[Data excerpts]
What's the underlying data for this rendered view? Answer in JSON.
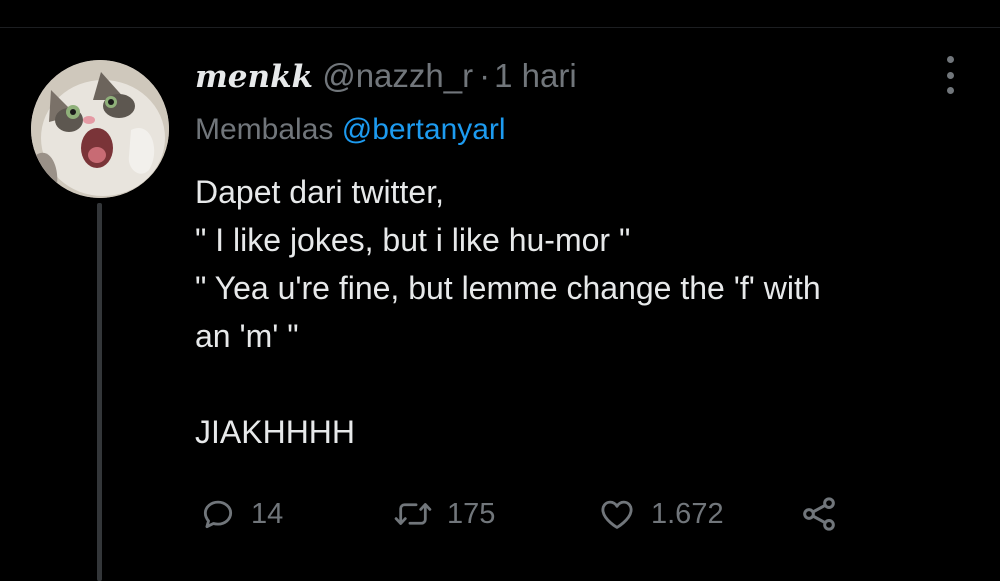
{
  "tweet": {
    "author": {
      "display_name": "menkk",
      "handle": "@nazzh_r",
      "separator": "·",
      "time": "1 hari",
      "avatar_icon": "cat-avatar"
    },
    "reply_to": {
      "prefix": "Membalas",
      "handle": "@bertanyarl"
    },
    "text_lines": [
      "Dapet dari twitter,",
      "\" I like jokes, but i like hu-mor \"",
      "\" Yea u're fine, but lemme change the 'f' with",
      "an 'm' \"",
      "",
      "JIAKHHHH"
    ],
    "metrics": {
      "replies": "14",
      "retweets": "175",
      "likes": "1.672"
    }
  },
  "colors": {
    "background": "#000000",
    "text_primary": "#e7e9ea",
    "text_secondary": "#71767b",
    "link": "#1d9bf0"
  },
  "icons": {
    "reply": "reply-icon",
    "retweet": "retweet-icon",
    "like": "heart-icon",
    "share": "share-icon",
    "more": "more-options-icon"
  }
}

**Objective:**
Every record above should be written out again exactly; the pictures stay out of the copy.

**Full output:**
What's the underlying data for this rendered view? Answer in JSON.
{
  "tweet": {
    "author": {
      "display_name": "menkk",
      "handle": "@nazzh_r",
      "separator": "·",
      "time": "1 hari",
      "avatar_icon": "cat-avatar"
    },
    "reply_to": {
      "prefix": "Membalas",
      "handle": "@bertanyarl"
    },
    "text_lines": [
      "Dapet dari twitter,",
      "\" I like jokes, but i like hu-mor \"",
      "\" Yea u're fine, but lemme change the 'f' with",
      "an 'm' \"",
      "",
      "JIAKHHHH"
    ],
    "metrics": {
      "replies": "14",
      "retweets": "175",
      "likes": "1.672"
    }
  },
  "colors": {
    "background": "#000000",
    "text_primary": "#e7e9ea",
    "text_secondary": "#71767b",
    "link": "#1d9bf0"
  },
  "icons": {
    "reply": "reply-icon",
    "retweet": "retweet-icon",
    "like": "heart-icon",
    "share": "share-icon",
    "more": "more-options-icon"
  }
}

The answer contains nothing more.